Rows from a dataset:

^^^^^^^^^^^^^^^^

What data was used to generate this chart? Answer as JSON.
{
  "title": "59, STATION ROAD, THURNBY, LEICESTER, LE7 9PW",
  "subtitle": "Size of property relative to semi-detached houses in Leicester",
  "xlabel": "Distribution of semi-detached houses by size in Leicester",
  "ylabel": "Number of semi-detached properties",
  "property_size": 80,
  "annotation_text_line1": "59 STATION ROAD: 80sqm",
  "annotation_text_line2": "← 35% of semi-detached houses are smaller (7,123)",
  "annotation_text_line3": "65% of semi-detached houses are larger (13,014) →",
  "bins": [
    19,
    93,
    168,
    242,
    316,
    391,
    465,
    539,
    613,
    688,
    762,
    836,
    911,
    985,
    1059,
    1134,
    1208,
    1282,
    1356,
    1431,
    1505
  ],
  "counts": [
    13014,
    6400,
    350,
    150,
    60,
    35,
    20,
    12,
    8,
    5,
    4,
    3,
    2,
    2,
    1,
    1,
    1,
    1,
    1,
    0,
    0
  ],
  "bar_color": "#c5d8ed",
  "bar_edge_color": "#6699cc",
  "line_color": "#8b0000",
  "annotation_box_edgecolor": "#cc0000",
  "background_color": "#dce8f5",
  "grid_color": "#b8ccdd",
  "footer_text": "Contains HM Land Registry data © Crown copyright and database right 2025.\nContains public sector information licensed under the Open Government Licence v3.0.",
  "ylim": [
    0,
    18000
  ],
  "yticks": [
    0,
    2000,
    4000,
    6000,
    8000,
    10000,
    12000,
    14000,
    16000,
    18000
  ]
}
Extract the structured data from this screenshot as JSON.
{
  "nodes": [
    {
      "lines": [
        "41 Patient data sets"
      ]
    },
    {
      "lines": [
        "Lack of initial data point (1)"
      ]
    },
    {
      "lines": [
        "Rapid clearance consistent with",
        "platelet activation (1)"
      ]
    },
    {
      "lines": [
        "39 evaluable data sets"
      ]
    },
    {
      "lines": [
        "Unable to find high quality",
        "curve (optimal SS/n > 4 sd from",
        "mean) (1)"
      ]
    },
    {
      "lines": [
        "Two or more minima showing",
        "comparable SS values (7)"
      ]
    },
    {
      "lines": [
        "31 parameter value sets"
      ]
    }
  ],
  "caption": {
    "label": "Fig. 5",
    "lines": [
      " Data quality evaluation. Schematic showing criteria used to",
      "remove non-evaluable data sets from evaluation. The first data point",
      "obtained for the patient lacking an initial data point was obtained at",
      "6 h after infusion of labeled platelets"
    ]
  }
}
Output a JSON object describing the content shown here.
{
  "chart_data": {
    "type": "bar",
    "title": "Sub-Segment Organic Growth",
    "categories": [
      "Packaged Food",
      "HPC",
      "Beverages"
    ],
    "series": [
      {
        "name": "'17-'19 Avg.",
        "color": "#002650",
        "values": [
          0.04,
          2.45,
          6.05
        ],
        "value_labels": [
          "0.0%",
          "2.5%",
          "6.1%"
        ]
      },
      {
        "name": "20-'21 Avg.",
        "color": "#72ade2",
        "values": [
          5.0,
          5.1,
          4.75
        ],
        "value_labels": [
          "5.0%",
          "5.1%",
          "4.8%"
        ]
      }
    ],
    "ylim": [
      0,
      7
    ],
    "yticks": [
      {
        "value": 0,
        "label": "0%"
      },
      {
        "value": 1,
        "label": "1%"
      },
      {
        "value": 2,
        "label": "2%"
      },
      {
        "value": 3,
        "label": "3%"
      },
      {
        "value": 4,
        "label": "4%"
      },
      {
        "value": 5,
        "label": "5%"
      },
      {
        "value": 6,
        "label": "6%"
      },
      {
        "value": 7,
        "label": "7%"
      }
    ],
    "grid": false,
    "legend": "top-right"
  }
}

^^^^^^^^^^^^^^^^

* Work required
Repeat all the entries exactly as given.

* Response to this exercise
What data was used to generate this chart? Answer as JSON.
{
  "title": "59, STATION ROAD, THURNBY, LEICESTER, LE7 9PW",
  "subtitle": "Size of property relative to semi-detached houses in Leicester",
  "xlabel": "Distribution of semi-detached houses by size in Leicester",
  "ylabel": "Number of semi-detached properties",
  "property_size": 80,
  "annotation_text_line1": "59 STATION ROAD: 80sqm",
  "annotation_text_line2": "← 35% of semi-detached houses are smaller (7,123)",
  "annotation_text_line3": "65% of semi-detached houses are larger (13,014) →",
  "bins": [
    19,
    93,
    168,
    242,
    316,
    391,
    465,
    539,
    613,
    688,
    762,
    836,
    911,
    985,
    1059,
    1134,
    1208,
    1282,
    1356,
    1431,
    1505
  ],
  "counts": [
    13014,
    6400,
    350,
    150,
    60,
    35,
    20,
    12,
    8,
    5,
    4,
    3,
    2,
    2,
    1,
    1,
    1,
    1,
    1,
    0,
    0
  ],
  "bar_color": "#c5d8ed",
  "bar_edge_color": "#6699cc",
  "line_color": "#8b0000",
  "annotation_box_edgecolor": "#cc0000",
  "background_color": "#dce8f5",
  "grid_color": "#b8ccdd",
  "footer_text": "Contains HM Land Registry data © Crown copyright and database right 2025.\nContains public sector information licensed under the Open Government Licence v3.0.",
  "ylim": [
    0,
    18000
  ],
  "yticks": [
    0,
    2000,
    4000,
    6000,
    8000,
    10000,
    12000,
    14000,
    16000,
    18000
  ]
}
Extract the structured data from this screenshot as JSON.
{
  "nodes": [
    {
      "lines": [
        "41 Patient data sets"
      ]
    },
    {
      "lines": [
        "Lack of initial data point (1)"
      ]
    },
    {
      "lines": [
        "Rapid clearance consistent with",
        "platelet activation (1)"
      ]
    },
    {
      "lines": [
        "39 evaluable data sets"
      ]
    },
    {
      "lines": [
        "Unable to find high quality",
        "curve (optimal SS/n > 4 sd from",
        "mean) (1)"
      ]
    },
    {
      "lines": [
        "Two or more minima showing",
        "comparable SS values (7)"
      ]
    },
    {
      "lines": [
        "31 parameter value sets"
      ]
    }
  ],
  "caption": {
    "label": "Fig. 5",
    "lines": [
      " Data quality evaluation. Schematic showing criteria used to",
      "remove non-evaluable data sets from evaluation. The first data point",
      "obtained for the patient lacking an initial data point was obtained at",
      "6 h after infusion of labeled platelets"
    ]
  }
}
Output a JSON object describing the content shown here.
{
  "chart_data": {
    "type": "bar",
    "title": "Sub-Segment Organic Growth",
    "categories": [
      "Packaged Food",
      "HPC",
      "Beverages"
    ],
    "series": [
      {
        "name": "'17-'19 Avg.",
        "color": "#002650",
        "values": [
          0.04,
          2.45,
          6.05
        ],
        "value_labels": [
          "0.0%",
          "2.5%",
          "6.1%"
        ]
      },
      {
        "name": "20-'21 Avg.",
        "color": "#72ade2",
        "values": [
          5.0,
          5.1,
          4.75
        ],
        "value_labels": [
          "5.0%",
          "5.1%",
          "4.8%"
        ]
      }
    ],
    "ylim": [
      0,
      7
    ],
    "yticks": [
      {
        "value": 0,
        "label": "0%"
      },
      {
        "value": 1,
        "label": "1%"
      },
      {
        "value": 2,
        "label": "2%"
      },
      {
        "value": 3,
        "label": "3%"
      },
      {
        "value": 4,
        "label": "4%"
      },
      {
        "value": 5,
        "label": "5%"
      },
      {
        "value": 6,
        "label": "6%"
      },
      {
        "value": 7,
        "label": "7%"
      }
    ],
    "grid": false,
    "legend": "top-right"
  }
}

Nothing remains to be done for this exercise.